If a line of the records holds the word "cortex", copy it out.
===
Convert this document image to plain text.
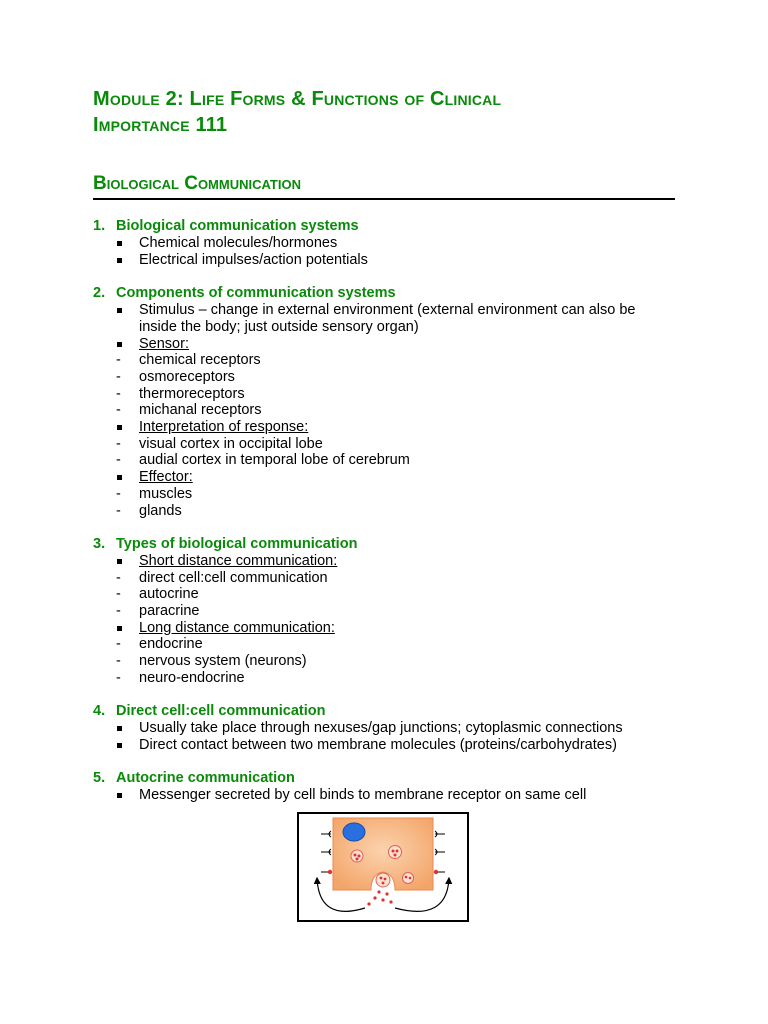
Module 2: Life Forms & Functions of Clinical
Importance 111
Biological Communication
1. Biological communication systems
Chemical molecules/hormones
Electrical impulses/action potentials
2. Components of communication systems
Stimulus – change in external environment (external environment can also be inside the body; just outside sensory organ)
Sensor:
-	chemical receptors
-	osmoreceptors
-	thermoreceptors
-	michanal receptors
Interpretation of response:
-	visual cortex in occipital lobe
-	audial cortex in temporal lobe of cerebrum
Effector:
-	muscles
-	glands
3. Types of biological communication
Short distance communication:
-	direct cell:cell communication
-	autocrine
-	paracrine
Long distance communication:
-	endocrine
-	nervous system (neurons)
-	neuro-endocrine
4. Direct cell:cell communication
Usually take place through nexuses/gap junctions; cytoplasmic connections
Direct contact between two membrane molecules (proteins/carbohydrates)
5. Autocrine communication
Messenger secreted by cell binds to membrane receptor on same cell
===
> _Your solution_:
-	visual cortex in occipital lobe
-	audial cortex in temporal lobe of cerebrum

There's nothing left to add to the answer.